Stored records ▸
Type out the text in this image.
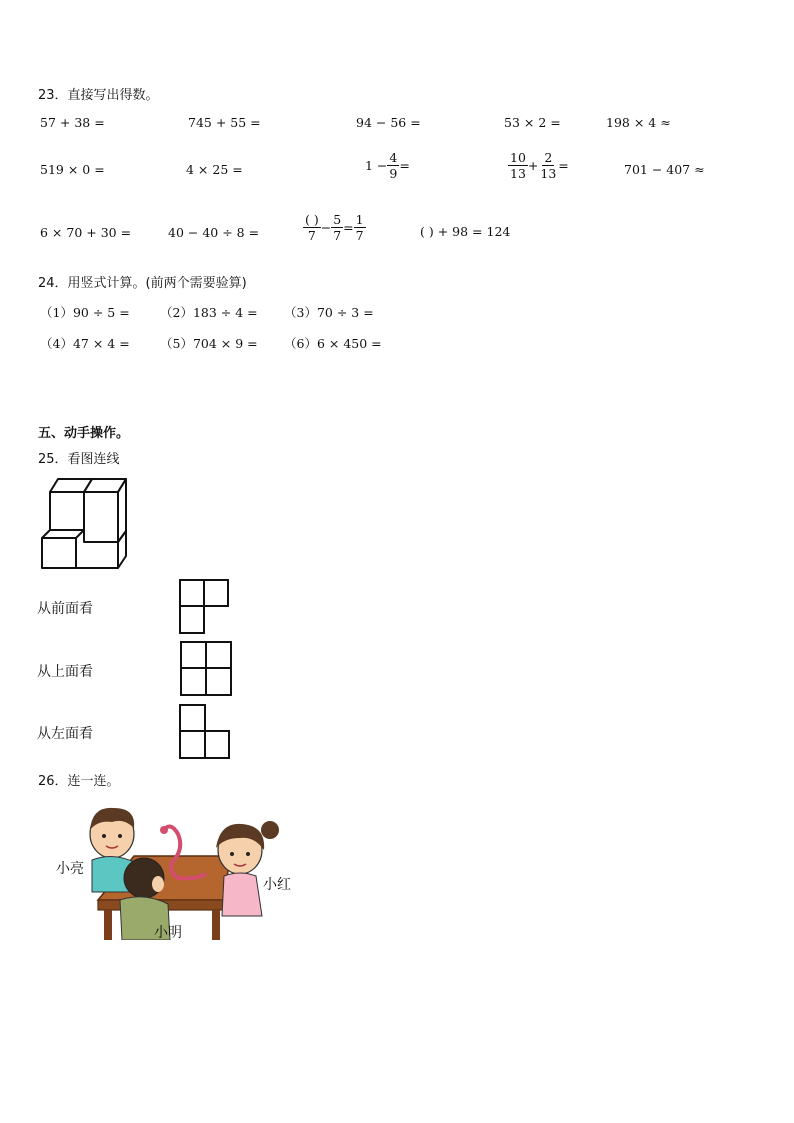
23．直接写出得数。
57 + 38 =	745 + 55 =	94 − 56 =	53 × 2 =	198 × 4 ≈
519 × 0 =	4 × 25 =	$1 - \frac{4}{9}$ =	$\frac{10}{13} + \frac{2}{13}$ =	701 − 407 ≈
6 × 70 + 30 =	40 − 40 ÷ 8 =	$\frac{( )}{7} - \frac{5}{7} = \frac{1}{7}$	( ) + 98 = 124
24．用竖式计算。(前两个需要验算)
（1）90 ÷ 5 = （2）183 ÷ 4 = （3）70 ÷ 3 =
（4）47 × 4 = （5）704 × 9 = （6）6 × 450 =
五、动手操作。
25．看图连线
从前面看
从上面看
从左面看
26．连一连。
小亮
小明
小红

STATED EXERCISE ▸ Take the entries shown above and quote them verbatim, passing over the pictures.

FINAL RESULT ▸
Type out the text in this image.
23．直接写出得数。
57 + 38 =	745 + 55 =	94 − 56 =	53 × 2 =	198 × 4 ≈
519 × 0 =	4 × 25 =	$1 - \frac{4}{9}$ =	$\frac{10}{13} + \frac{2}{13}$ =	701 − 407 ≈
6 × 70 + 30 =	40 − 40 ÷ 8 =	$\frac{( )}{7} - \frac{5}{7} = \frac{1}{7}$	( ) + 98 = 124
24．用竖式计算。(前两个需要验算)
（1）90 ÷ 5 = （2）183 ÷ 4 = （3）70 ÷ 3 =
（4）47 × 4 = （5）704 × 9 = （6）6 × 450 =
五、动手操作。
25．看图连线
从前面看
从上面看
从左面看
26．连一连。
小亮
小明
小红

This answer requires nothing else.